[Extracted records]
※ ※ ※

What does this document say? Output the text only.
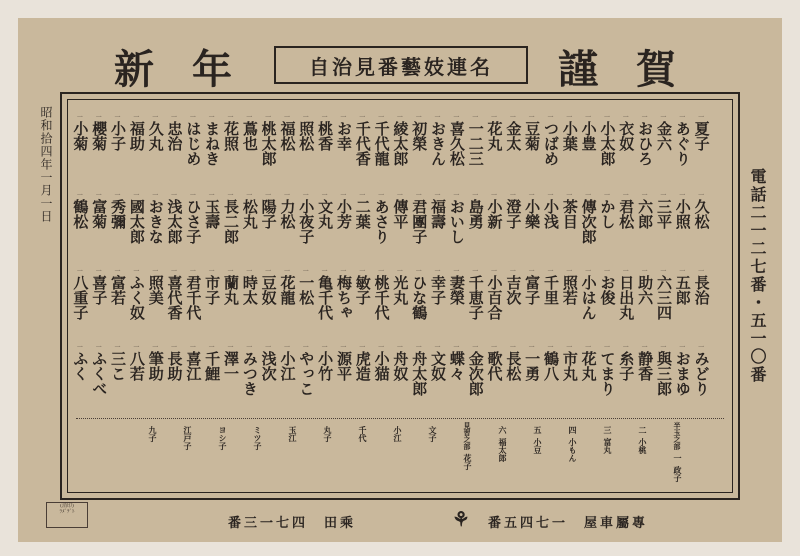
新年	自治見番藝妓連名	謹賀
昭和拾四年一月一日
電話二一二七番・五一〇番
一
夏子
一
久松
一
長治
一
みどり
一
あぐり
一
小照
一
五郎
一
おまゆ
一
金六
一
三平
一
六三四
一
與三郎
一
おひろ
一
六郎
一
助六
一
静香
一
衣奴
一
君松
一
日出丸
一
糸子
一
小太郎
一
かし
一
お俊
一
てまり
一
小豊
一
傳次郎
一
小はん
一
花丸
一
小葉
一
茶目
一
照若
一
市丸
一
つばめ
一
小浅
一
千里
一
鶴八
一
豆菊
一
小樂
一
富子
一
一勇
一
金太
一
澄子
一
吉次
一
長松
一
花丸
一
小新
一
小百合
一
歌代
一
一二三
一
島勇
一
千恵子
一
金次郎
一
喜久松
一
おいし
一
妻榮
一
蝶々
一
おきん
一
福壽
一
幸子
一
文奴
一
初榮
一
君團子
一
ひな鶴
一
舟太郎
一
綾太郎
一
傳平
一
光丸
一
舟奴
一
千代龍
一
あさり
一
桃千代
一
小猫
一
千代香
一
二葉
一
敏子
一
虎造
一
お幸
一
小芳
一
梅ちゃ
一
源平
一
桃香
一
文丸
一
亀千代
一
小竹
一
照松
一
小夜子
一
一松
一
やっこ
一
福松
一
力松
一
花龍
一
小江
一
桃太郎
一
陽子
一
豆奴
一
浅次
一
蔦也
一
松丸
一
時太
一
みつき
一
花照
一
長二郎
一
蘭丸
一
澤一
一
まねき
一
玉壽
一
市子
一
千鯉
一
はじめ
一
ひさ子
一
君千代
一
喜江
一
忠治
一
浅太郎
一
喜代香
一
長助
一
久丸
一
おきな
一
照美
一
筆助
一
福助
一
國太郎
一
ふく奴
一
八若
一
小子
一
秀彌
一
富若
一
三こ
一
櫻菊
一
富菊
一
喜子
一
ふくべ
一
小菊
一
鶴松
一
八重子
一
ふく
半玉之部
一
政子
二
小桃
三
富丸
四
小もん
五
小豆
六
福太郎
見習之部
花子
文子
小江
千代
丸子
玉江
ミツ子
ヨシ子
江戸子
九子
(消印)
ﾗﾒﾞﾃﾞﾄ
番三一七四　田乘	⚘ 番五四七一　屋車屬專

※ ※ ※

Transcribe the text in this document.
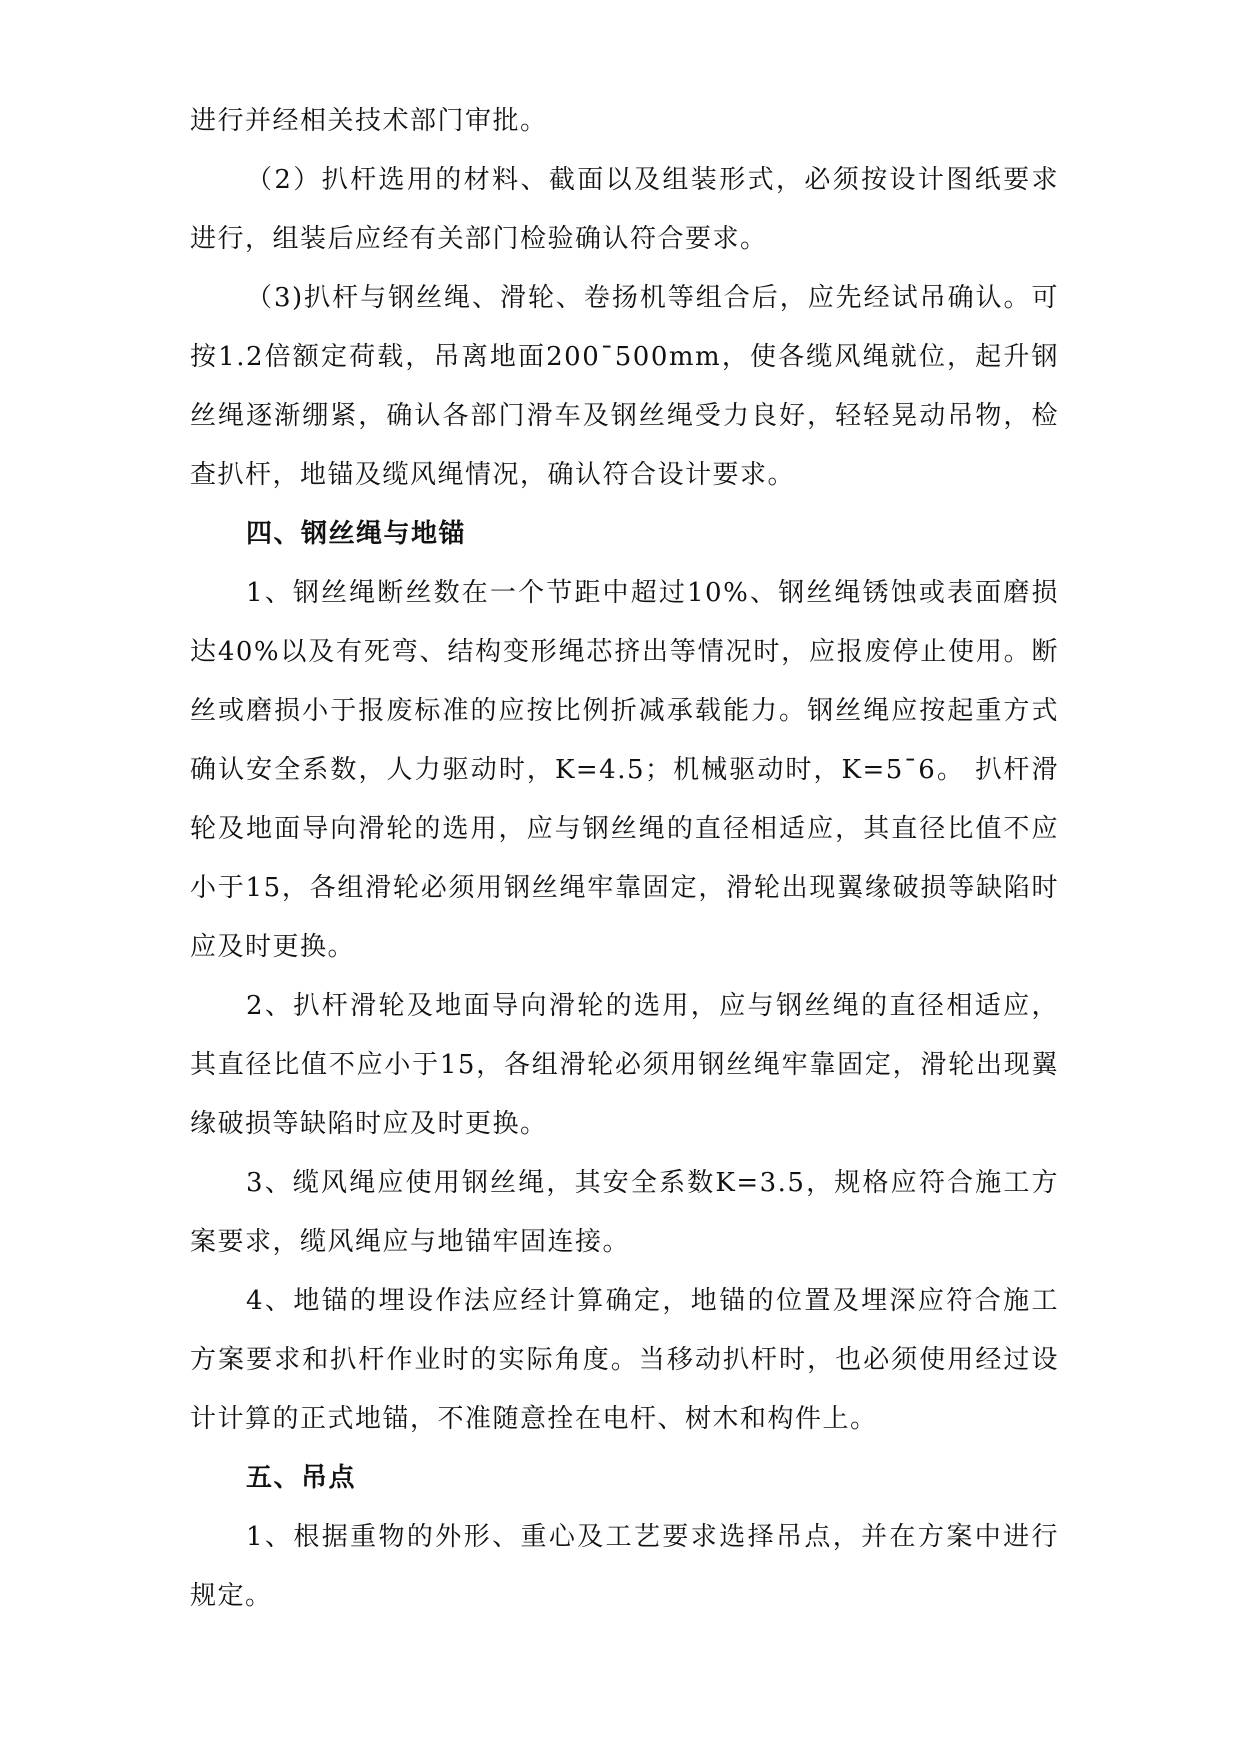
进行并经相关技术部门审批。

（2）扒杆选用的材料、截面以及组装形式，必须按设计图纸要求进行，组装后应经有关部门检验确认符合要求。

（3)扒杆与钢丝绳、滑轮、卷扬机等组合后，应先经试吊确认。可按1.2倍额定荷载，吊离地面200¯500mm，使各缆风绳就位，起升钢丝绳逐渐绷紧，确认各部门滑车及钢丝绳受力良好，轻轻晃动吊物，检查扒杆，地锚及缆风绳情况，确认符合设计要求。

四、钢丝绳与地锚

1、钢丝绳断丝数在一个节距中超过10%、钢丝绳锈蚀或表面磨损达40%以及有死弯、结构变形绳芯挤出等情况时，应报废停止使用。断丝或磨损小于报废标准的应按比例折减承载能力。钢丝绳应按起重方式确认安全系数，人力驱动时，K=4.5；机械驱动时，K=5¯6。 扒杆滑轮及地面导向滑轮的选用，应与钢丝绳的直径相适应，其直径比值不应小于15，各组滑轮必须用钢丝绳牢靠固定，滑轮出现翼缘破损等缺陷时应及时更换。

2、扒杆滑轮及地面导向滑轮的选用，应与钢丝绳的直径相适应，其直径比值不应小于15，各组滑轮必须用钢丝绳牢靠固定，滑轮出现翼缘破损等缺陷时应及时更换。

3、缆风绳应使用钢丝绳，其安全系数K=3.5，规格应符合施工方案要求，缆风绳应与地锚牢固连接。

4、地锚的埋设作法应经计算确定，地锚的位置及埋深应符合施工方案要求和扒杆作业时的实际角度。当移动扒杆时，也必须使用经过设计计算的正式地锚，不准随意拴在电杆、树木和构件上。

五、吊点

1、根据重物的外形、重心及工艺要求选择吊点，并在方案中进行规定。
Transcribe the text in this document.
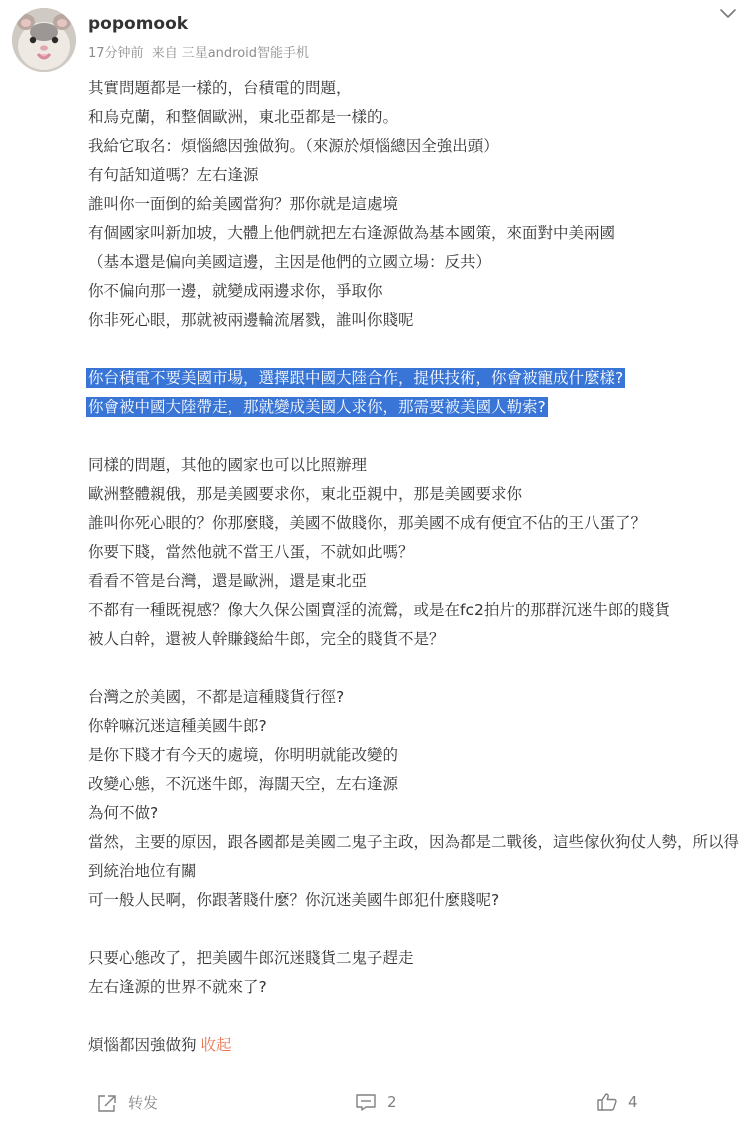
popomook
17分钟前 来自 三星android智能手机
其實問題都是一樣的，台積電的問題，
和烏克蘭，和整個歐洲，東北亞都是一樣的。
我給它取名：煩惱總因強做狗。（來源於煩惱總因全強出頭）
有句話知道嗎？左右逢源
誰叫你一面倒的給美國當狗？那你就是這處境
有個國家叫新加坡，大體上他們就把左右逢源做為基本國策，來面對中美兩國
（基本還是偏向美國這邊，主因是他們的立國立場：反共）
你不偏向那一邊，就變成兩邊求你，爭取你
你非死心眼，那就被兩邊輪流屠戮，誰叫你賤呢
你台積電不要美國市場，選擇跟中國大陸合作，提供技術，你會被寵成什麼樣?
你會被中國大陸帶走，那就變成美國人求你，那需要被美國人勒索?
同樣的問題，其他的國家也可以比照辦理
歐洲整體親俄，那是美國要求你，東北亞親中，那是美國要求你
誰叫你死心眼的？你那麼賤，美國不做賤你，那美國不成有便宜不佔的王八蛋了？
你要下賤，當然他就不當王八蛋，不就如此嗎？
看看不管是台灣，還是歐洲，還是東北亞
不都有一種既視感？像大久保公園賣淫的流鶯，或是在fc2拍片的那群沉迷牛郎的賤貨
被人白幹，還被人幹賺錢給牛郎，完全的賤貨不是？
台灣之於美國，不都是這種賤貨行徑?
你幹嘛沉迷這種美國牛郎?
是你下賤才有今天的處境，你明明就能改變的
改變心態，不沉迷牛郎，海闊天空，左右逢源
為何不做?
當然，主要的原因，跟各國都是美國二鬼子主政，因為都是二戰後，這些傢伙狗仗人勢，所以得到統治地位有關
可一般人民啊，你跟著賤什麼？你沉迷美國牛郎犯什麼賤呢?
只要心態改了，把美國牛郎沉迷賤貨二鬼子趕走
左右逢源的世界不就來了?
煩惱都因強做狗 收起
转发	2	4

※ ※ ※

▸ **WHAT IS ASKED**
Where does the word "各组滑轮必须用钢丝绳牢靠固定" appear? Return each line that holds it.

▸ **RESPONSE FOR THIS EXERCISE**
1、钢丝绳断丝数在一个节距中超过10%、钢丝绳锈蚀或表面磨损达40%以及有死弯、结构变形绳芯挤出等情况时，应报废停止使用。断丝或磨损小于报废标准的应按比例折减承载能力。钢丝绳应按起重方式确认安全系数，人力驱动时，K=4.5；机械驱动时，K=5¯6。 扒杆滑轮及地面导向滑轮的选用，应与钢丝绳的直径相适应，其直径比值不应小于15，各组滑轮必须用钢丝绳牢靠固定，滑轮出现翼缘破损等缺陷时应及时更换。
2、扒杆滑轮及地面导向滑轮的选用，应与钢丝绳的直径相适应，其直径比值不应小于15，各组滑轮必须用钢丝绳牢靠固定，滑轮出现翼缘破损等缺陷时应及时更换。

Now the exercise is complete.